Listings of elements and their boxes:

* START *

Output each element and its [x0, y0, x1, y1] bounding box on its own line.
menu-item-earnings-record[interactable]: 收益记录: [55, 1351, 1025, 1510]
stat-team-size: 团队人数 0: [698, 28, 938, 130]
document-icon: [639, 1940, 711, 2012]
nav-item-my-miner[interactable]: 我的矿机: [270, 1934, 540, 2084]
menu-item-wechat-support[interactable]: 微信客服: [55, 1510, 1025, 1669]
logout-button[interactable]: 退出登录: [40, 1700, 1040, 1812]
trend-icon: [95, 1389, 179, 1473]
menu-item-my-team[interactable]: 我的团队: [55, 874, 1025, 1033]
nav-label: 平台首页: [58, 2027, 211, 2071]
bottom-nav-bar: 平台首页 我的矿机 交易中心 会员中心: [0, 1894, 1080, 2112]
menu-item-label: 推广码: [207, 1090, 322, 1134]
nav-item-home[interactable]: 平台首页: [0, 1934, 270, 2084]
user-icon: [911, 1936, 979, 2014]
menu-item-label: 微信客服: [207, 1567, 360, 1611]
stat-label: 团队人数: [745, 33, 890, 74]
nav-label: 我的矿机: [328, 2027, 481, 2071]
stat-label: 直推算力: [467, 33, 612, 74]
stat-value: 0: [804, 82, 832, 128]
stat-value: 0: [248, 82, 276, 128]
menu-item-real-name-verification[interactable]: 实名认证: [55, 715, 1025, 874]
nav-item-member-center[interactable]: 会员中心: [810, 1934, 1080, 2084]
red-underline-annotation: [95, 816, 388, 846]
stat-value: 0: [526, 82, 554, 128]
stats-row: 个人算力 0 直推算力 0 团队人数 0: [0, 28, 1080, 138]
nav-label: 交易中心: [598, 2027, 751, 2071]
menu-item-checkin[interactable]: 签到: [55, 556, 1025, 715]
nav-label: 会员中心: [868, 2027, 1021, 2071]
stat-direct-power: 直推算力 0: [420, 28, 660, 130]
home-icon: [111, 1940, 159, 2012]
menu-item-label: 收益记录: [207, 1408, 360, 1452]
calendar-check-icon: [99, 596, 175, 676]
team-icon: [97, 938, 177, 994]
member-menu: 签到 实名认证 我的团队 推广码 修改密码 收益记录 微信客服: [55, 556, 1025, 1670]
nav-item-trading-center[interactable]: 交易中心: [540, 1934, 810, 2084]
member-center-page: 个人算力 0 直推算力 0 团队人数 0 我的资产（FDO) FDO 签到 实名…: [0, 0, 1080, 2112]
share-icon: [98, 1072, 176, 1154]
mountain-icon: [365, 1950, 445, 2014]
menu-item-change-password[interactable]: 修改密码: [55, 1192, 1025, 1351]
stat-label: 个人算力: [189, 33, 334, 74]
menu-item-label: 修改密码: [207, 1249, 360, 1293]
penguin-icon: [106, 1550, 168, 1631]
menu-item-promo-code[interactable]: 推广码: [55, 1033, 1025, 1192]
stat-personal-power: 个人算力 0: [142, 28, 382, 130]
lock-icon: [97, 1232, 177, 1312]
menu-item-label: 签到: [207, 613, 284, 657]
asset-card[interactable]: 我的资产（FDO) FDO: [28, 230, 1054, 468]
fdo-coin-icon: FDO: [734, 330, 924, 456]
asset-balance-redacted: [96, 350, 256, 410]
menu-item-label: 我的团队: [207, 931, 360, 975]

* END *

WRITTEN EXERCISE:
Copy all of the lines above word for word, without changing or leaving out anything.

SOLUTION FOR THIS PROBLEM:
Output each element and its [x0, y0, x1, y1] bounding box on its own line.
menu-item-earnings-record[interactable]: 收益记录: [55, 1351, 1025, 1510]
stat-team-size: 团队人数 0: [698, 28, 938, 130]
document-icon: [639, 1940, 711, 2012]
nav-item-my-miner[interactable]: 我的矿机: [270, 1934, 540, 2084]
menu-item-wechat-support[interactable]: 微信客服: [55, 1510, 1025, 1669]
logout-button[interactable]: 退出登录: [40, 1700, 1040, 1812]
trend-icon: [95, 1389, 179, 1473]
menu-item-my-team[interactable]: 我的团队: [55, 874, 1025, 1033]
nav-label: 平台首页: [58, 2027, 211, 2071]
bottom-nav-bar: 平台首页 我的矿机 交易中心 会员中心: [0, 1894, 1080, 2112]
menu-item-label: 推广码: [207, 1090, 322, 1134]
nav-item-home[interactable]: 平台首页: [0, 1934, 270, 2084]
user-icon: [911, 1936, 979, 2014]
menu-item-label: 微信客服: [207, 1567, 360, 1611]
stat-label: 团队人数: [745, 33, 890, 74]
nav-label: 我的矿机: [328, 2027, 481, 2071]
stat-label: 直推算力: [467, 33, 612, 74]
stat-value: 0: [804, 82, 832, 128]
stat-value: 0: [248, 82, 276, 128]
menu-item-real-name-verification[interactable]: 实名认证: [55, 715, 1025, 874]
nav-item-member-center[interactable]: 会员中心: [810, 1934, 1080, 2084]
red-underline-annotation: [95, 816, 388, 846]
stat-value: 0: [526, 82, 554, 128]
stats-row: 个人算力 0 直推算力 0 团队人数 0: [0, 28, 1080, 138]
nav-label: 交易中心: [598, 2027, 751, 2071]
menu-item-checkin[interactable]: 签到: [55, 556, 1025, 715]
nav-label: 会员中心: [868, 2027, 1021, 2071]
stat-direct-power: 直推算力 0: [420, 28, 660, 130]
home-icon: [111, 1940, 159, 2012]
menu-item-label: 收益记录: [207, 1408, 360, 1452]
calendar-check-icon: [99, 596, 175, 676]
team-icon: [97, 938, 177, 994]
member-menu: 签到 实名认证 我的团队 推广码 修改密码 收益记录 微信客服: [55, 556, 1025, 1670]
nav-item-trading-center[interactable]: 交易中心: [540, 1934, 810, 2084]
member-center-page: 个人算力 0 直推算力 0 团队人数 0 我的资产（FDO) FDO 签到 实名…: [0, 0, 1080, 2112]
share-icon: [98, 1072, 176, 1154]
mountain-icon: [365, 1950, 445, 2014]
menu-item-change-password[interactable]: 修改密码: [55, 1192, 1025, 1351]
stat-label: 个人算力: [189, 33, 334, 74]
menu-item-label: 修改密码: [207, 1249, 360, 1293]
penguin-icon: [106, 1550, 168, 1631]
menu-item-promo-code[interactable]: 推广码: [55, 1033, 1025, 1192]
stat-personal-power: 个人算力 0: [142, 28, 382, 130]
lock-icon: [97, 1232, 177, 1312]
menu-item-label: 签到: [207, 613, 284, 657]
asset-card[interactable]: 我的资产（FDO) FDO: [28, 230, 1054, 468]
fdo-coin-icon: FDO: [734, 330, 924, 456]
asset-balance-redacted: [96, 350, 256, 410]
menu-item-label: 我的团队: [207, 931, 360, 975]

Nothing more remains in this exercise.